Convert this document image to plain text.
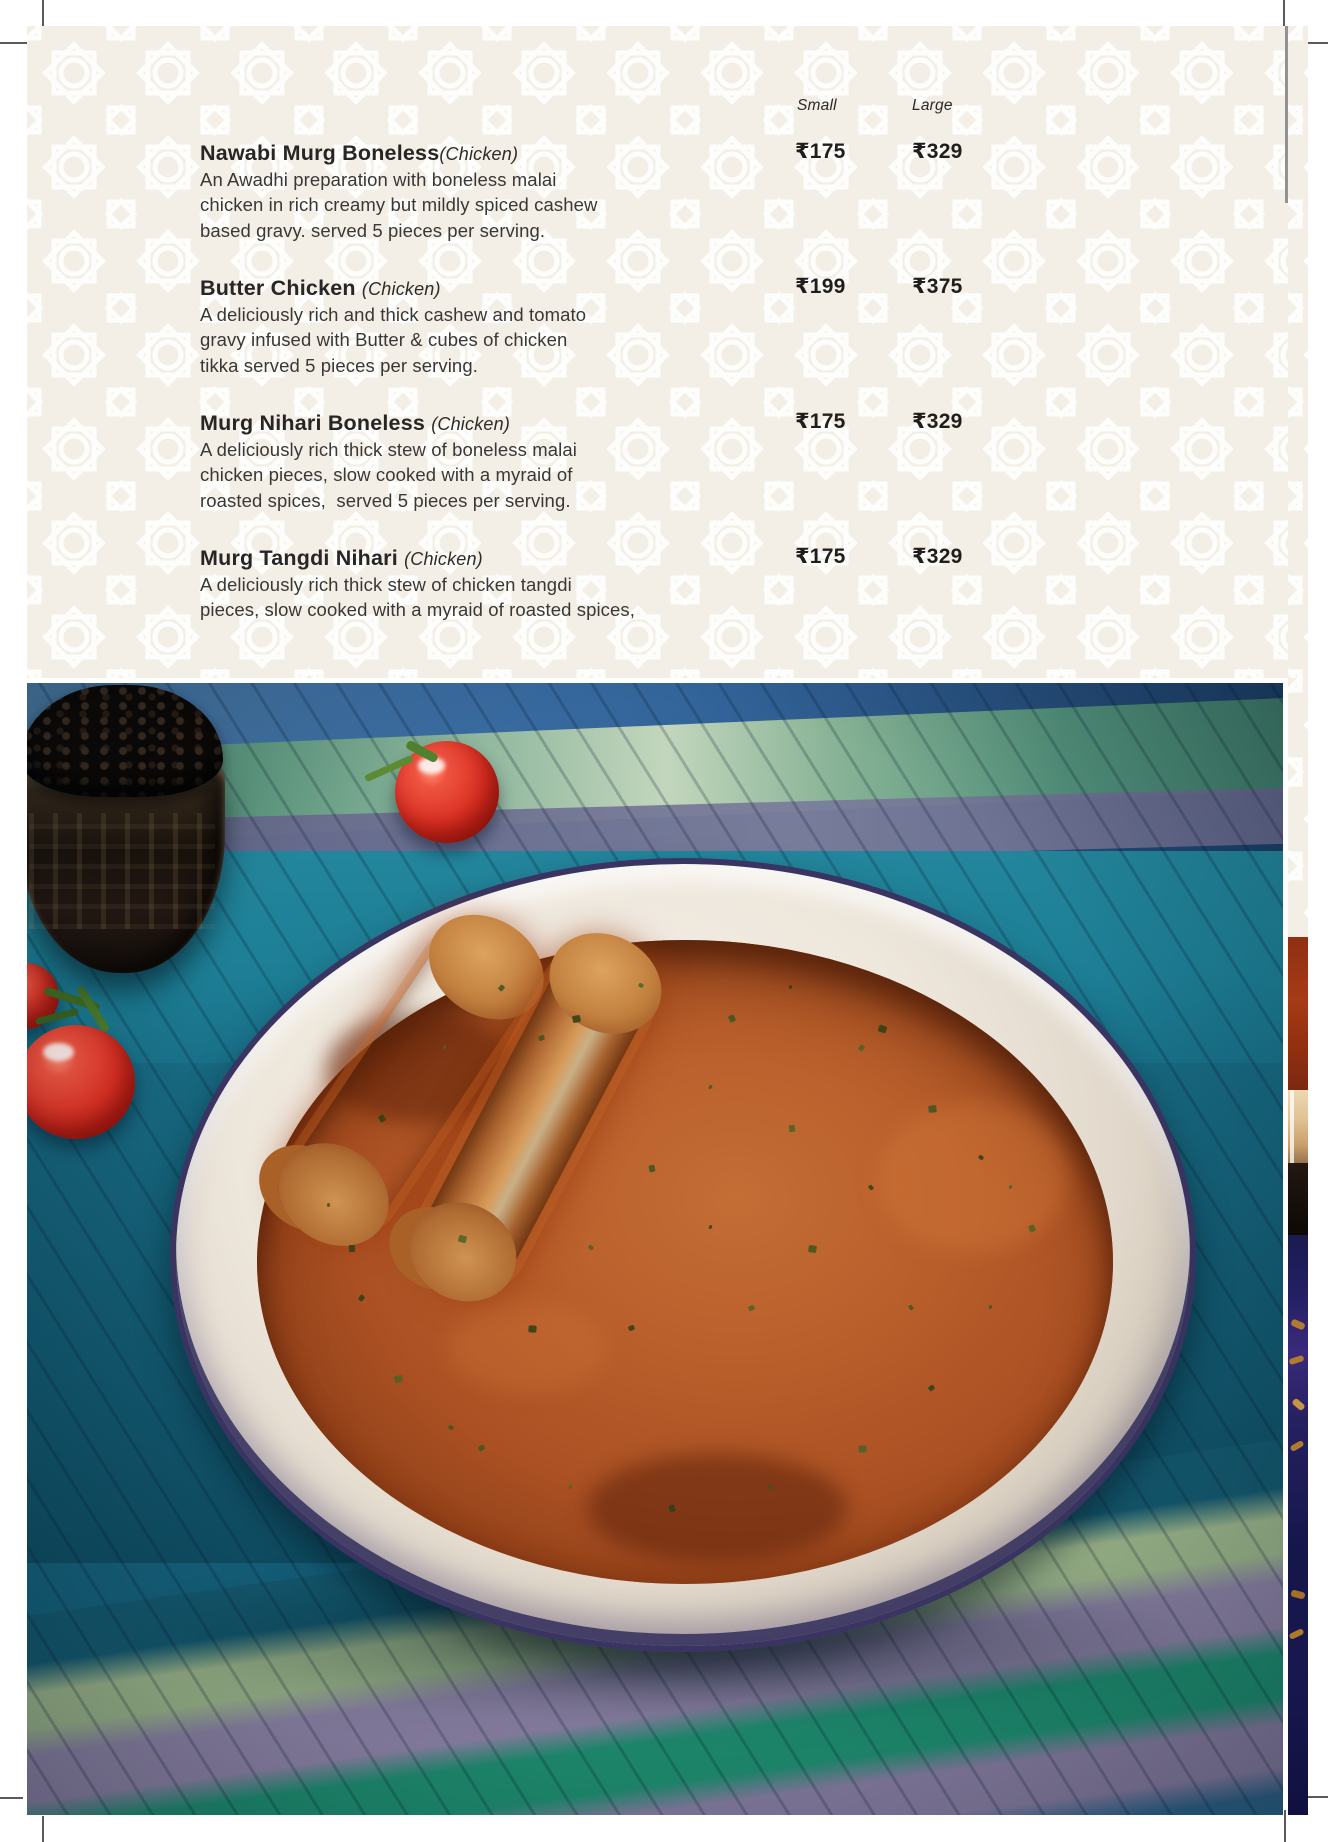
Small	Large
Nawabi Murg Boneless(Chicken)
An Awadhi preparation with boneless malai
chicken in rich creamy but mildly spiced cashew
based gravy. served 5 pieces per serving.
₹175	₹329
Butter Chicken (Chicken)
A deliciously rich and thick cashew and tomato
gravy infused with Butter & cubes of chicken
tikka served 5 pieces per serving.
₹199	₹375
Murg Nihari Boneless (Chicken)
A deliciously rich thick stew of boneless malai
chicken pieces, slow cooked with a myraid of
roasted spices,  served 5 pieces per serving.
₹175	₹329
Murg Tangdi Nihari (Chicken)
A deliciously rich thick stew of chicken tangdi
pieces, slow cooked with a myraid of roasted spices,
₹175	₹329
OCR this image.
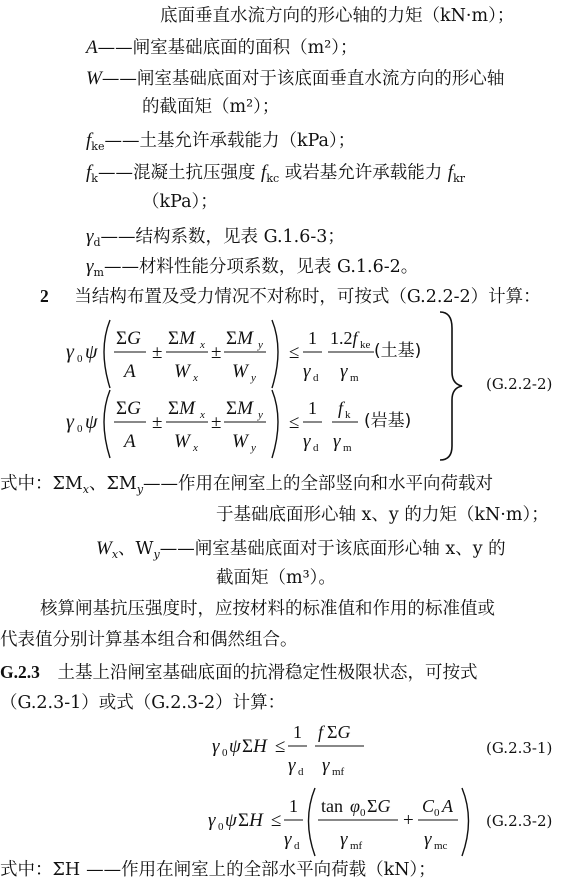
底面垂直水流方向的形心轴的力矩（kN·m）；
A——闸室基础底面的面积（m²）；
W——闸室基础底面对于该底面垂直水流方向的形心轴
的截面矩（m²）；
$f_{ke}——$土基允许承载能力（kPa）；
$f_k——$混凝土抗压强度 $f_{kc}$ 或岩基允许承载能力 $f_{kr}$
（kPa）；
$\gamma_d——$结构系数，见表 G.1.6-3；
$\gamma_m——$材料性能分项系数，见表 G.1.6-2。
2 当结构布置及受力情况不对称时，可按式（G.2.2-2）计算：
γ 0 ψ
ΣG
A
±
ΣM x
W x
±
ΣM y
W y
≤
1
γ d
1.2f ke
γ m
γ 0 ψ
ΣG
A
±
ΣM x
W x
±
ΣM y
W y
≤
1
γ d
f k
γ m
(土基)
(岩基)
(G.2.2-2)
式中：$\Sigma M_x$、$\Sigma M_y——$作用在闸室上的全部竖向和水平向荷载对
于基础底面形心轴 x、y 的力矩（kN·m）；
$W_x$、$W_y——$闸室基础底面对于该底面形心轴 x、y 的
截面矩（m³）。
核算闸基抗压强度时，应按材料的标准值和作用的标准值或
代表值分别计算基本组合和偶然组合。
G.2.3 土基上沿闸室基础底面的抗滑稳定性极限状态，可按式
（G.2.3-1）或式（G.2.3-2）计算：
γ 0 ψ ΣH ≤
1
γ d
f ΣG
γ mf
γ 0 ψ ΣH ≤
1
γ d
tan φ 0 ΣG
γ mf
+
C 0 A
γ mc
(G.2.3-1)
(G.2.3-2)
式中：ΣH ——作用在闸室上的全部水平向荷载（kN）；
- - - -
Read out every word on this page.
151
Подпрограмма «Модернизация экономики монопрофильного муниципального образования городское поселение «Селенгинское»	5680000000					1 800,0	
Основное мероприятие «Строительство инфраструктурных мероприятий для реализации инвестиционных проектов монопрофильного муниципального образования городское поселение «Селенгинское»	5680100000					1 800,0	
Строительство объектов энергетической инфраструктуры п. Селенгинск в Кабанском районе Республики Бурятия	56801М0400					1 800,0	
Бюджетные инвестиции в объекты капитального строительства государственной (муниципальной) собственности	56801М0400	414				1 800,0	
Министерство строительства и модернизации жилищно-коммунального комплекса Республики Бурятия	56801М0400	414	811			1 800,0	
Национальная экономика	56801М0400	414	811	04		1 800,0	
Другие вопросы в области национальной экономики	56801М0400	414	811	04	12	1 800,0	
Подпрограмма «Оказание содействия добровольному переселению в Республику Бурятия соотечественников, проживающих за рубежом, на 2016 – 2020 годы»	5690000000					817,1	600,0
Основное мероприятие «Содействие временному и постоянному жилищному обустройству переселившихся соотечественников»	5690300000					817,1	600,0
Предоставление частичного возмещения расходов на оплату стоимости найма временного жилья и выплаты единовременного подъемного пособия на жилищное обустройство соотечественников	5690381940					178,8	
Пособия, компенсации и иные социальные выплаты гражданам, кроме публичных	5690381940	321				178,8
- - - -
**What to produce:** Filter out all lines lacking the word "gravy" and copy the rest.

**Result of the exercise:**
based gravy. served 5 pieces per serving.
gravy infused with Butter & cubes of chicken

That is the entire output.